» Task directions: Provide the number of lines containing the word "AxissFix", and nothing else.
-------------------------
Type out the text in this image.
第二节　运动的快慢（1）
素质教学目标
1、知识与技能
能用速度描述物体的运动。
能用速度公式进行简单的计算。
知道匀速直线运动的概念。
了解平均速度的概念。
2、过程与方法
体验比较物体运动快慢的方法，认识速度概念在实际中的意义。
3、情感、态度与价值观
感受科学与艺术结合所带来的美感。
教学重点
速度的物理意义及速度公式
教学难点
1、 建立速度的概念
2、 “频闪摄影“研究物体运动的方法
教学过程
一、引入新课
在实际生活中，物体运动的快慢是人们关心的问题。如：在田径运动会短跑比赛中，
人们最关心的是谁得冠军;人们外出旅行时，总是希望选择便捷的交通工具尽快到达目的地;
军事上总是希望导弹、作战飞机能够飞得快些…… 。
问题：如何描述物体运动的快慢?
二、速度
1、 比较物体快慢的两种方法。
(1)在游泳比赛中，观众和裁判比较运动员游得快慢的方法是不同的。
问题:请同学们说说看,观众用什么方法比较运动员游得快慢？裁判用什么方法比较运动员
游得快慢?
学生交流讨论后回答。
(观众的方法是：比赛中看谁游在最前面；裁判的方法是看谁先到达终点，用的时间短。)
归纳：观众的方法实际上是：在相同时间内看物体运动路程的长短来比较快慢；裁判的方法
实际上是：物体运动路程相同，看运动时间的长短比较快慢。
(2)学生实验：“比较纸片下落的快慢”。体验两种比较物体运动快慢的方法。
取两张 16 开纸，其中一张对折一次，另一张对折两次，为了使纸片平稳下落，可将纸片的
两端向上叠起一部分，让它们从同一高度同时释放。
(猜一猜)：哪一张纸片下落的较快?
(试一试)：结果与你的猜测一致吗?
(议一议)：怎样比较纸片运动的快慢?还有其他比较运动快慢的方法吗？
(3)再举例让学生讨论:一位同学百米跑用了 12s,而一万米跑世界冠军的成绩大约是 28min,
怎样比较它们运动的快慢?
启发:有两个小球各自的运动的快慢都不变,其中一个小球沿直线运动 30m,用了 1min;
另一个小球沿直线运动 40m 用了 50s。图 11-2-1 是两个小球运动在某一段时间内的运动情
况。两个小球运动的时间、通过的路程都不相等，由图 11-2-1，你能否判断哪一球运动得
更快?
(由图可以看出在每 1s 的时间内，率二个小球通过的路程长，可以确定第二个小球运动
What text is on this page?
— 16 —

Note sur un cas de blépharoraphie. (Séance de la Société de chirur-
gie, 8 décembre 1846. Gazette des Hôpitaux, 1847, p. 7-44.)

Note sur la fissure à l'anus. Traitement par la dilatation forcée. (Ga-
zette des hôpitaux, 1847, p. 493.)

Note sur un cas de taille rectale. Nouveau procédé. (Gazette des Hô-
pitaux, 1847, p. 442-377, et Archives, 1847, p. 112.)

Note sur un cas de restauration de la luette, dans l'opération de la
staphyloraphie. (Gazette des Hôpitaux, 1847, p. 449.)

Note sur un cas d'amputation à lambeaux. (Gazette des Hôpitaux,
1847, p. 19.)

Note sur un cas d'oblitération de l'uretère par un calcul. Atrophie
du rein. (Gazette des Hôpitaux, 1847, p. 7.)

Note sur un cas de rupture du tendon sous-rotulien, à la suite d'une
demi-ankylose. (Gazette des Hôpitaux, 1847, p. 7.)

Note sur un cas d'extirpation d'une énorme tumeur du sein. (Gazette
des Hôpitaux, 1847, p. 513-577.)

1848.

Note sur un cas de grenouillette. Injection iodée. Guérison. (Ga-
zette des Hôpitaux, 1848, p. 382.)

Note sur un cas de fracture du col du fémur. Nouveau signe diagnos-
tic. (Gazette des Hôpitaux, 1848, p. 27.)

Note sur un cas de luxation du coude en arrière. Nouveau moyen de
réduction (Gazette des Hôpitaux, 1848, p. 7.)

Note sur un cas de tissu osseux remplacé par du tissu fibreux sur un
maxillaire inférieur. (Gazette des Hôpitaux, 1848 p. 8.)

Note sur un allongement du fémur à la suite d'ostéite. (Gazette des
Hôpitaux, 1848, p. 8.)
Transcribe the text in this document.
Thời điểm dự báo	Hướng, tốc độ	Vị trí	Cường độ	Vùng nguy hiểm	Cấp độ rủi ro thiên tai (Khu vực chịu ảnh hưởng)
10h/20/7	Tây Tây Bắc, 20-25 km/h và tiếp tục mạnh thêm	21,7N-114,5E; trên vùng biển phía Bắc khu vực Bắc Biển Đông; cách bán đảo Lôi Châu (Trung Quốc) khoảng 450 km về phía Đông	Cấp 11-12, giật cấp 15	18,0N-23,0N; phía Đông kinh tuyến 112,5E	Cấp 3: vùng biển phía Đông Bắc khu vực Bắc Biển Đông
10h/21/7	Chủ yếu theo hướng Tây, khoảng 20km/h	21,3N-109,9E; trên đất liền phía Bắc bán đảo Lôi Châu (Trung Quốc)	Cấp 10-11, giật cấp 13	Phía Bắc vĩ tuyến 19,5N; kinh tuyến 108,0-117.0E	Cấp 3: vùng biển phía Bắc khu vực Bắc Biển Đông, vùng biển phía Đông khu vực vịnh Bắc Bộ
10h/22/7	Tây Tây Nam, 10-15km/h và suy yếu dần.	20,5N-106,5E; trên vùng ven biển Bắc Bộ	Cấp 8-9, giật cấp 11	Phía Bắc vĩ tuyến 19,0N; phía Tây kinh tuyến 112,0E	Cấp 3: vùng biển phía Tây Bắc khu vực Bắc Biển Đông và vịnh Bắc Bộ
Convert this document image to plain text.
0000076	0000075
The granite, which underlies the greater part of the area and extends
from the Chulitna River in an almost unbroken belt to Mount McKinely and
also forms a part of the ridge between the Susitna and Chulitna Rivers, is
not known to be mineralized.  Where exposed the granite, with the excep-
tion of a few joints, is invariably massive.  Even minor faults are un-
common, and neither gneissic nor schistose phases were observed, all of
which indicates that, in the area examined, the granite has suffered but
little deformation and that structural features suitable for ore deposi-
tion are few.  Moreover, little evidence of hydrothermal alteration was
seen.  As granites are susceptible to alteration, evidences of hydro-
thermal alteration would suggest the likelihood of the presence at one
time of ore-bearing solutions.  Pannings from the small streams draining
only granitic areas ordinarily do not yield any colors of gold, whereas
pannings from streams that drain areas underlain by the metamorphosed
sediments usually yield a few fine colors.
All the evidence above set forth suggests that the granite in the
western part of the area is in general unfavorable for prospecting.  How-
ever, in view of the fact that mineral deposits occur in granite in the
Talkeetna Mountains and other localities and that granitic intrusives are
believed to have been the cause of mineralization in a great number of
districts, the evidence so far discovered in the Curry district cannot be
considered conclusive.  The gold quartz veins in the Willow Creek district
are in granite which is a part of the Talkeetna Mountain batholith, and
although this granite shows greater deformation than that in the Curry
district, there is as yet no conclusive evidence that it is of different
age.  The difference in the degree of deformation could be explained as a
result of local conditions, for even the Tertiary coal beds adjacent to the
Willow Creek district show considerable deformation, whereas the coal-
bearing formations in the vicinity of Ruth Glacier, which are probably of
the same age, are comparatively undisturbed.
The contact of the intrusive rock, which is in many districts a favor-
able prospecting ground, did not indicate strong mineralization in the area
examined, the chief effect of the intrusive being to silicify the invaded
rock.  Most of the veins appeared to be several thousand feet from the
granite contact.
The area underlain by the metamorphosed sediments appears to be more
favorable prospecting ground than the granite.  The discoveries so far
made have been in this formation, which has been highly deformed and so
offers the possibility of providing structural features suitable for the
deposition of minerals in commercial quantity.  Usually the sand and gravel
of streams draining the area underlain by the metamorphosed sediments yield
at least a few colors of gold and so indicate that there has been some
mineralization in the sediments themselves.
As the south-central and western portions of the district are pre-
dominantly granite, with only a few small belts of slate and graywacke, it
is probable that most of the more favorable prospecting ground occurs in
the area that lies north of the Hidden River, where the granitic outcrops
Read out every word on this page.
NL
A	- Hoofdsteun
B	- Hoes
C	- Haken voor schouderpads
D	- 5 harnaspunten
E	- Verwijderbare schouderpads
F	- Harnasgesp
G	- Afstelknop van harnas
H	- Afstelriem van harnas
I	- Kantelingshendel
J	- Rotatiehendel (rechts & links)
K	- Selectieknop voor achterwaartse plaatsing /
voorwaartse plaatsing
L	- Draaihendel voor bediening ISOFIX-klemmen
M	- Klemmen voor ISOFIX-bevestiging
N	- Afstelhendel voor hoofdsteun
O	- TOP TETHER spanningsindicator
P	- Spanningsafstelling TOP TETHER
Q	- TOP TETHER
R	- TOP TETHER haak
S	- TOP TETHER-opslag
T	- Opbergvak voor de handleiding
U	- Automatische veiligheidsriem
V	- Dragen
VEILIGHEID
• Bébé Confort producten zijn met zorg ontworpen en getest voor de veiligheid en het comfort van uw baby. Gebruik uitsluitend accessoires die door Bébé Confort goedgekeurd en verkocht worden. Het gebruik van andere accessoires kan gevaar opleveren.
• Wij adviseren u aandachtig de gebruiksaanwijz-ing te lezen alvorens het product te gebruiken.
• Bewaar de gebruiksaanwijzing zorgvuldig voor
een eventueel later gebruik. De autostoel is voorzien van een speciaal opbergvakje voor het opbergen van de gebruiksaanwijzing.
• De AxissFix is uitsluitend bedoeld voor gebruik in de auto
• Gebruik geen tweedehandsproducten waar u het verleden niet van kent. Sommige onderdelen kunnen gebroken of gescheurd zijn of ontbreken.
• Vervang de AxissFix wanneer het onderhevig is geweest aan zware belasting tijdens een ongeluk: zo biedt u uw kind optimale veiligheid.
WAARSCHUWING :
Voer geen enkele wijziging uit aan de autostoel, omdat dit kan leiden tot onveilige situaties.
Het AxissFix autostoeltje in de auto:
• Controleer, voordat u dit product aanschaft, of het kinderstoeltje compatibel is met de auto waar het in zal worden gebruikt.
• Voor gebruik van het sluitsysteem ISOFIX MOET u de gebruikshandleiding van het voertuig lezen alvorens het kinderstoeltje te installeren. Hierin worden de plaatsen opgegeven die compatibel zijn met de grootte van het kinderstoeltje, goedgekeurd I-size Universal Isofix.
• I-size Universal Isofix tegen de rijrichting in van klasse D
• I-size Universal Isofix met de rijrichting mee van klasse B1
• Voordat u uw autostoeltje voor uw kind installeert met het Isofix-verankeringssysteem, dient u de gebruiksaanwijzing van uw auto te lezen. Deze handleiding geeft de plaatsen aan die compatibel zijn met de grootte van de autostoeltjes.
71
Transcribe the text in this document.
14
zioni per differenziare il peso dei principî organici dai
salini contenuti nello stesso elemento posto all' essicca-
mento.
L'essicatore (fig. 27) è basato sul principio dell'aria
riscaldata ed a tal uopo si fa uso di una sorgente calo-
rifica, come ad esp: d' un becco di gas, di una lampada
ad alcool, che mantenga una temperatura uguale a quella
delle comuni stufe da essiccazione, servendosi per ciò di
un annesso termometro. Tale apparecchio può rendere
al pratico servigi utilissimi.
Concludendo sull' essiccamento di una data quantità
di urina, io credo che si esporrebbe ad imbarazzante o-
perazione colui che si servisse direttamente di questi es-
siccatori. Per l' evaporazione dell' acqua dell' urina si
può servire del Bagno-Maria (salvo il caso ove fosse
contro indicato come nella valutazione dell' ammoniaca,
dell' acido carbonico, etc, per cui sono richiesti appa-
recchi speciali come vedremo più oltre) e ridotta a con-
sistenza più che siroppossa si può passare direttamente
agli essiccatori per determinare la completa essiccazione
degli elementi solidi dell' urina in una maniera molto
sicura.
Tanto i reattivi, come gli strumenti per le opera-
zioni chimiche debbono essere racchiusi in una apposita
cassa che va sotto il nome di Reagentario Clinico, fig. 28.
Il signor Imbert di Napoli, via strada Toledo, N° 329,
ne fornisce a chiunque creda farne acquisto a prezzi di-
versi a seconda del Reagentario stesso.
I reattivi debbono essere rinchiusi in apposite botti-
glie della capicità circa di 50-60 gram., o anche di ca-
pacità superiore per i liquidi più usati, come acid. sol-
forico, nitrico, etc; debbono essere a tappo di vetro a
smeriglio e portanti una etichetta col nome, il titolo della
-------------------------
» Answer to the problem: 3